**What is asked:** Pull each line containing "title" out of the data and copy it.

**Source material:**

----

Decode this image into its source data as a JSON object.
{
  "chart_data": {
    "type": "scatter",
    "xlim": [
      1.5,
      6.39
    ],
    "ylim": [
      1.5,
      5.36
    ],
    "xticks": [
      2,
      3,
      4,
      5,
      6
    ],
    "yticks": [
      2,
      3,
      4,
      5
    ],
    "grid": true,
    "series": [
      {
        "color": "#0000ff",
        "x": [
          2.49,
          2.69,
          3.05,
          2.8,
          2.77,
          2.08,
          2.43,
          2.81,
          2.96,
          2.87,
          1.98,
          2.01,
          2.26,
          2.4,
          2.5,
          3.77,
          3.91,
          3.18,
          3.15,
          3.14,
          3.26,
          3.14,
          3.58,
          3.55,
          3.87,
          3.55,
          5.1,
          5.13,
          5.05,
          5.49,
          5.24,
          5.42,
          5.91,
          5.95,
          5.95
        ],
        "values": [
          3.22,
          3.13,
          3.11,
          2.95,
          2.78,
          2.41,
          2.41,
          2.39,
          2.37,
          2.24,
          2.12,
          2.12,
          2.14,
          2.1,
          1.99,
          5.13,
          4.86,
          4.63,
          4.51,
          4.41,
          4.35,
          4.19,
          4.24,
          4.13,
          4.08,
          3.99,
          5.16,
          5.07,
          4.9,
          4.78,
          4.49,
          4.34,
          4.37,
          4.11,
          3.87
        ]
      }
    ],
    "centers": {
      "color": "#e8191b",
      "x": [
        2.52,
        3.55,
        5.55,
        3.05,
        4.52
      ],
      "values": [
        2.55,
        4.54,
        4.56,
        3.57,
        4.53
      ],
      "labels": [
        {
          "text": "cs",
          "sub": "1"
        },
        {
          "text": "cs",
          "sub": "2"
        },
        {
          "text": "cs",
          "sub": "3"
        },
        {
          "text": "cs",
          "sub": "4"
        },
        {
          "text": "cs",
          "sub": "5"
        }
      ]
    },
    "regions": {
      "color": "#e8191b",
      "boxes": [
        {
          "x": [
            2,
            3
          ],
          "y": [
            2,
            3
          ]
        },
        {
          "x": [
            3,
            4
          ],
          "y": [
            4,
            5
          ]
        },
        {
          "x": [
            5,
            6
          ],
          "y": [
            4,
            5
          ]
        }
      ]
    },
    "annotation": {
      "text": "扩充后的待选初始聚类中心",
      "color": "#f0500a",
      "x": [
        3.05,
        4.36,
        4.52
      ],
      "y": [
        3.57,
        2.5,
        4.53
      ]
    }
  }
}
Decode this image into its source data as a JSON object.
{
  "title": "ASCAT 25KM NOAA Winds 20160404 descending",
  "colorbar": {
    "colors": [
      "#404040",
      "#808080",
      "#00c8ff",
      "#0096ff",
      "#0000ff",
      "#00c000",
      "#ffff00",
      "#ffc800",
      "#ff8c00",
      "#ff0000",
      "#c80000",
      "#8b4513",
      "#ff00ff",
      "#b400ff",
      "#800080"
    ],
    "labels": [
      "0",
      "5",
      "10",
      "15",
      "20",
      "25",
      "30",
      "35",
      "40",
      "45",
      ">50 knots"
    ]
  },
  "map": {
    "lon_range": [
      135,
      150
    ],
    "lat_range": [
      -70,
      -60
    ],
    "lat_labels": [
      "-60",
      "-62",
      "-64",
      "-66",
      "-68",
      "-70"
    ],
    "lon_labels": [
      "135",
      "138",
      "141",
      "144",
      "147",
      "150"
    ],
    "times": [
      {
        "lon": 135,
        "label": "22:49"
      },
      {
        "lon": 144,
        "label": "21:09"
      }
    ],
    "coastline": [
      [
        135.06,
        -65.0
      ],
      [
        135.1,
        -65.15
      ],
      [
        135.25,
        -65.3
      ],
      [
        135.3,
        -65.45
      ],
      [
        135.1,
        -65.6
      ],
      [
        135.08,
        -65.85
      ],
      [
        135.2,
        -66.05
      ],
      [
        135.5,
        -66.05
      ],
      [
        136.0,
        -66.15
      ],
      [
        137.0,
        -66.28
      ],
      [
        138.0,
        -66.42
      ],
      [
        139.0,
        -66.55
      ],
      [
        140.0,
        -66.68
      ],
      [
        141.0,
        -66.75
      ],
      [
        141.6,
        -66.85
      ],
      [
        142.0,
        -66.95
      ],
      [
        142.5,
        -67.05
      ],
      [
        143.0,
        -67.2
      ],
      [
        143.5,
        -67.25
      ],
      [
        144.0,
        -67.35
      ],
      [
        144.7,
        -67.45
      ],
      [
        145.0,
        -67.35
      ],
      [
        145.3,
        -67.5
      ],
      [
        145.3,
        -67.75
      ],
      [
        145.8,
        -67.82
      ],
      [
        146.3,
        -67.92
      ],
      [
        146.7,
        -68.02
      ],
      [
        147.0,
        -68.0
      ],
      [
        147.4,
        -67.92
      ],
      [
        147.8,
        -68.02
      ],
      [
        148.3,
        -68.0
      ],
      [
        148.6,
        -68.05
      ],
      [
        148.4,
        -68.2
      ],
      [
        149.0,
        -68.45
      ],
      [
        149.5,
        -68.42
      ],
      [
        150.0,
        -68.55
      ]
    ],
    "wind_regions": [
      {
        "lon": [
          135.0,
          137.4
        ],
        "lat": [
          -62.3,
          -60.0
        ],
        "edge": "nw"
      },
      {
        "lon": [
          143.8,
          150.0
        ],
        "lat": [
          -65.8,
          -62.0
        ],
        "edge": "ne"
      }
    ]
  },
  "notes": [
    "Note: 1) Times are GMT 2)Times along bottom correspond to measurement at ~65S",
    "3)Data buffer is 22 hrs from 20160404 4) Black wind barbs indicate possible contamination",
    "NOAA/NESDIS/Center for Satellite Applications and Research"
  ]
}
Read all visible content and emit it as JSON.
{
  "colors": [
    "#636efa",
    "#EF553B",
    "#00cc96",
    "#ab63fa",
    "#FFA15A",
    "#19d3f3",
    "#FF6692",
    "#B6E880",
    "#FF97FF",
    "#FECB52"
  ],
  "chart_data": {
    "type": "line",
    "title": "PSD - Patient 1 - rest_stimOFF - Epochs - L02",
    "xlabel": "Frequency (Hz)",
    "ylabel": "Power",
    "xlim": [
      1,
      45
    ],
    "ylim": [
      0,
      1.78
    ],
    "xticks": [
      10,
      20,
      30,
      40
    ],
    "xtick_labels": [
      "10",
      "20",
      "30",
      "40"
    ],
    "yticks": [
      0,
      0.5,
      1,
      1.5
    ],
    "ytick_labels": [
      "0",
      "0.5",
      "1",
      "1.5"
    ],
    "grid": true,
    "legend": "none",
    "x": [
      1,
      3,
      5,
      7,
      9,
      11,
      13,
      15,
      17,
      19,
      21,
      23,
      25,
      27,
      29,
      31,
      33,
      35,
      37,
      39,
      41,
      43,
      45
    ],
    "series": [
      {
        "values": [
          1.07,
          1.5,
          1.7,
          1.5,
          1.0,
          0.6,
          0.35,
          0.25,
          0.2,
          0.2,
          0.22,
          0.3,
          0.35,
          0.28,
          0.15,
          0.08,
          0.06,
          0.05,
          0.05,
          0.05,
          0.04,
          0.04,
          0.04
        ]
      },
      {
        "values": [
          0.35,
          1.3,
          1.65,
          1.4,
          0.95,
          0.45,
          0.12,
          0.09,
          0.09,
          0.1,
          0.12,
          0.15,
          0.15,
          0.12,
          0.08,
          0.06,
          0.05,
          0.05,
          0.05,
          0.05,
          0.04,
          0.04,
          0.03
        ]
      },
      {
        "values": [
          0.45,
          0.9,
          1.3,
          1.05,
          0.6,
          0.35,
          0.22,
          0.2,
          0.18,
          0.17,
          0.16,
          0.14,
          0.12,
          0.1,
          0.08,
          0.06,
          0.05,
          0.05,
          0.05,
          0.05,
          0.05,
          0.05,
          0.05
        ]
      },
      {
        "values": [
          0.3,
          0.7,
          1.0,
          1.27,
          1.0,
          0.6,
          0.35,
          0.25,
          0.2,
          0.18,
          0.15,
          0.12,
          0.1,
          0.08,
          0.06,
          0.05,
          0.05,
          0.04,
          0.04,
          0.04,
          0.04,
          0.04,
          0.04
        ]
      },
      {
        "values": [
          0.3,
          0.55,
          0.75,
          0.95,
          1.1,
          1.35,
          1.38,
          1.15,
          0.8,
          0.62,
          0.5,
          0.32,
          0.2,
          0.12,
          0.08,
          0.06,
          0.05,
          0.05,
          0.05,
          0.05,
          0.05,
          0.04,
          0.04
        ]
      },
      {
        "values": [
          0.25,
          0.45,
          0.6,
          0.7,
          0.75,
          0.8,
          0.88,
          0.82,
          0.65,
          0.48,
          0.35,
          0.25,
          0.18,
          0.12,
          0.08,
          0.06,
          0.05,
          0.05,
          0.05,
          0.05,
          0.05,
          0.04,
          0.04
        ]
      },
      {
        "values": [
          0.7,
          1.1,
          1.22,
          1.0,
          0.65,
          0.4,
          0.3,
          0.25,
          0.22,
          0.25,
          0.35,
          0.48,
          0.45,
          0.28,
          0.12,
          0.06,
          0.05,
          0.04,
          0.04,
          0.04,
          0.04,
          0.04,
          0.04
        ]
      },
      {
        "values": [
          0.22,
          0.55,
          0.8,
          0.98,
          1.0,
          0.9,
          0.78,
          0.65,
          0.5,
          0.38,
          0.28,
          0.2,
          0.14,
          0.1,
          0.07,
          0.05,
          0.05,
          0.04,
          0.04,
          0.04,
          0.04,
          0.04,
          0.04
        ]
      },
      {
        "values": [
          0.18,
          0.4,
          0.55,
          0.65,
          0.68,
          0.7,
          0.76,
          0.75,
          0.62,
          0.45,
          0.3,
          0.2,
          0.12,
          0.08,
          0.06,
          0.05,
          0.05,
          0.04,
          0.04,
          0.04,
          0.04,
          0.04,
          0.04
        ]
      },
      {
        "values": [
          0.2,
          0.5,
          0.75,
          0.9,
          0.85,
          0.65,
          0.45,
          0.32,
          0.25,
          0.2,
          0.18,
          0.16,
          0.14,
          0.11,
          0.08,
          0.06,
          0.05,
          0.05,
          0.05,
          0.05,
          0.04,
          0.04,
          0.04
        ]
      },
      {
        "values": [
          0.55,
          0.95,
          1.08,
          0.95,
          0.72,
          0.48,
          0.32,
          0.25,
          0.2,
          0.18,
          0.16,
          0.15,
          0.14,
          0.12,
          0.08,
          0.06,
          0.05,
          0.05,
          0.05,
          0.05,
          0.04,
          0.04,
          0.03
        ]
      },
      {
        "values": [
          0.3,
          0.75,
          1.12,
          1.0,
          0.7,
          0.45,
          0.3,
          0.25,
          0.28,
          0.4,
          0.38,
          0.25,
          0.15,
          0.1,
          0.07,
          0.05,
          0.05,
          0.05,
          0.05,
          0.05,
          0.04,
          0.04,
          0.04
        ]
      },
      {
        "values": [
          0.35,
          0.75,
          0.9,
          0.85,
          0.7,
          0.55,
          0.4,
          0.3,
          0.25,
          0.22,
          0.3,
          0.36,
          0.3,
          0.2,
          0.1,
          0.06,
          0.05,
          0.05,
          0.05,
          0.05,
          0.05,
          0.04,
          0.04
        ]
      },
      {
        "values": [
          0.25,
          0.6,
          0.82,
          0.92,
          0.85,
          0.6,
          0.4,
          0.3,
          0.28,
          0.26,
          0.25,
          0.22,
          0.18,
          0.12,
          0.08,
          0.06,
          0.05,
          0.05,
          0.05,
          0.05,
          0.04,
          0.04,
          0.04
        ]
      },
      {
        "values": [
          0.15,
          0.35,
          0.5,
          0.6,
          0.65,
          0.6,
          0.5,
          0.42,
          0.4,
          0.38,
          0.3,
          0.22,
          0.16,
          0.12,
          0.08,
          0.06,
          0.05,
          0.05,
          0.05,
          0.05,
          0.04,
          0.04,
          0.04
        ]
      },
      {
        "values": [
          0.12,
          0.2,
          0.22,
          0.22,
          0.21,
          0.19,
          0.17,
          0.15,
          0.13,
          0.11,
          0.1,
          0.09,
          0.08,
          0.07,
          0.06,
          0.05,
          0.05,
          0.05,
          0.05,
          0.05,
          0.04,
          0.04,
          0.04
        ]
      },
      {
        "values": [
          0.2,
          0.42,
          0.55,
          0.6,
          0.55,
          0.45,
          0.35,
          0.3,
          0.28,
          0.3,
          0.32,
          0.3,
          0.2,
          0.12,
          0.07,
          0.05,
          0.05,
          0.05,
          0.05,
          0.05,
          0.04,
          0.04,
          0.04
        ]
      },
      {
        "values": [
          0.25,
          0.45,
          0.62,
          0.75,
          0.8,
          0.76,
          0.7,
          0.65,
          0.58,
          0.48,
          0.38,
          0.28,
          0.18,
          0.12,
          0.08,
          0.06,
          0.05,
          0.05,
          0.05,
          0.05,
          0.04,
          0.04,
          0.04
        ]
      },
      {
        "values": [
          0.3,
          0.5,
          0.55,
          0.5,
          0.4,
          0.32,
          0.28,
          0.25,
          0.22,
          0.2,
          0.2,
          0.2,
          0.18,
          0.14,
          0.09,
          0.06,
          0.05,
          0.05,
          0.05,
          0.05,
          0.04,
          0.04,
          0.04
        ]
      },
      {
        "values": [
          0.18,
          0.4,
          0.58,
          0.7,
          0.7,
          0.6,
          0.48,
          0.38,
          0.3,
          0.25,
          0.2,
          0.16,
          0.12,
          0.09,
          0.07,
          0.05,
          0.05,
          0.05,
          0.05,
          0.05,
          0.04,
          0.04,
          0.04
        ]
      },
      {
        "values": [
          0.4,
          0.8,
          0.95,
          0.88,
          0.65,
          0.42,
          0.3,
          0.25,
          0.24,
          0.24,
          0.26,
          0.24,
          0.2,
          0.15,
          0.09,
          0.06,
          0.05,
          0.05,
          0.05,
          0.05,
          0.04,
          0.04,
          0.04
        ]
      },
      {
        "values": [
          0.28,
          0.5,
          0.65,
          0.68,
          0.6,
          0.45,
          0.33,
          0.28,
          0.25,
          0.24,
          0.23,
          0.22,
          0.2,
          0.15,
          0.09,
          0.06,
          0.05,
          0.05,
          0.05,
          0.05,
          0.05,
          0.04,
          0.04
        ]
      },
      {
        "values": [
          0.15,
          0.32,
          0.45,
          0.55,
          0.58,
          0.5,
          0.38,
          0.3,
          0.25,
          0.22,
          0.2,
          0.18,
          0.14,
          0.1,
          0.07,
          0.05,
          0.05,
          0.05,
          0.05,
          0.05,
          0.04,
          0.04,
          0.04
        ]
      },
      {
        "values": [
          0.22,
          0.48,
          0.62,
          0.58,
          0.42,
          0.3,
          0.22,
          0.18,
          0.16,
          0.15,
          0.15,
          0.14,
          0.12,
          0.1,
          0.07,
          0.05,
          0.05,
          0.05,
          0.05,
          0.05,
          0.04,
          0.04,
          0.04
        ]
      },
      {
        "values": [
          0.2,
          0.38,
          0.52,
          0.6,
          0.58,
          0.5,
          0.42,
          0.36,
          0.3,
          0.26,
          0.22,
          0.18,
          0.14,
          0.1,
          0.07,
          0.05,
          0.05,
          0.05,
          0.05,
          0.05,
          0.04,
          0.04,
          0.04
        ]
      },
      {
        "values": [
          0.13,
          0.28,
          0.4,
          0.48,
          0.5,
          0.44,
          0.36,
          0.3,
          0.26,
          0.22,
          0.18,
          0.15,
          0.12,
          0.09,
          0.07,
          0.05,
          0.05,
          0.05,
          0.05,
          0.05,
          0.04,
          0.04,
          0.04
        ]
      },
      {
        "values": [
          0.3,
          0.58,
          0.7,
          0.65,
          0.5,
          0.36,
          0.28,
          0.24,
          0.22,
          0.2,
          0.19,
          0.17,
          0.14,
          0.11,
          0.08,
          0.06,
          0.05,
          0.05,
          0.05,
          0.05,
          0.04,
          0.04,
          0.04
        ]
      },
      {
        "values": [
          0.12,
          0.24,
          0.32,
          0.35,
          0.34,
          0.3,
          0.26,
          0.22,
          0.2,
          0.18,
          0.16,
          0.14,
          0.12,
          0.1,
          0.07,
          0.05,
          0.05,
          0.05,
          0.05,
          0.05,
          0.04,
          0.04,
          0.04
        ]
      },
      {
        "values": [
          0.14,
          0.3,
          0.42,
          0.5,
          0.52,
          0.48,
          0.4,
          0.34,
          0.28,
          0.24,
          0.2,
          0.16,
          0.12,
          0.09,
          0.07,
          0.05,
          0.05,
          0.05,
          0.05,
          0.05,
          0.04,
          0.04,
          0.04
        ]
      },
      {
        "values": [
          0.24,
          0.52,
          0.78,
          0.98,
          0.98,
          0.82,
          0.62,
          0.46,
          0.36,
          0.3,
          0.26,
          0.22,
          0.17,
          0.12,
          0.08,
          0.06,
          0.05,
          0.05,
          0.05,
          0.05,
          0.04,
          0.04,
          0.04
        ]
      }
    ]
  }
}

----

**Exercise answer:**
  "title": "ASCAT 25KM NOAA Winds 20160404 descending",
    "title": "PSD - Patient 1 - rest_stimOFF - Epochs - L02",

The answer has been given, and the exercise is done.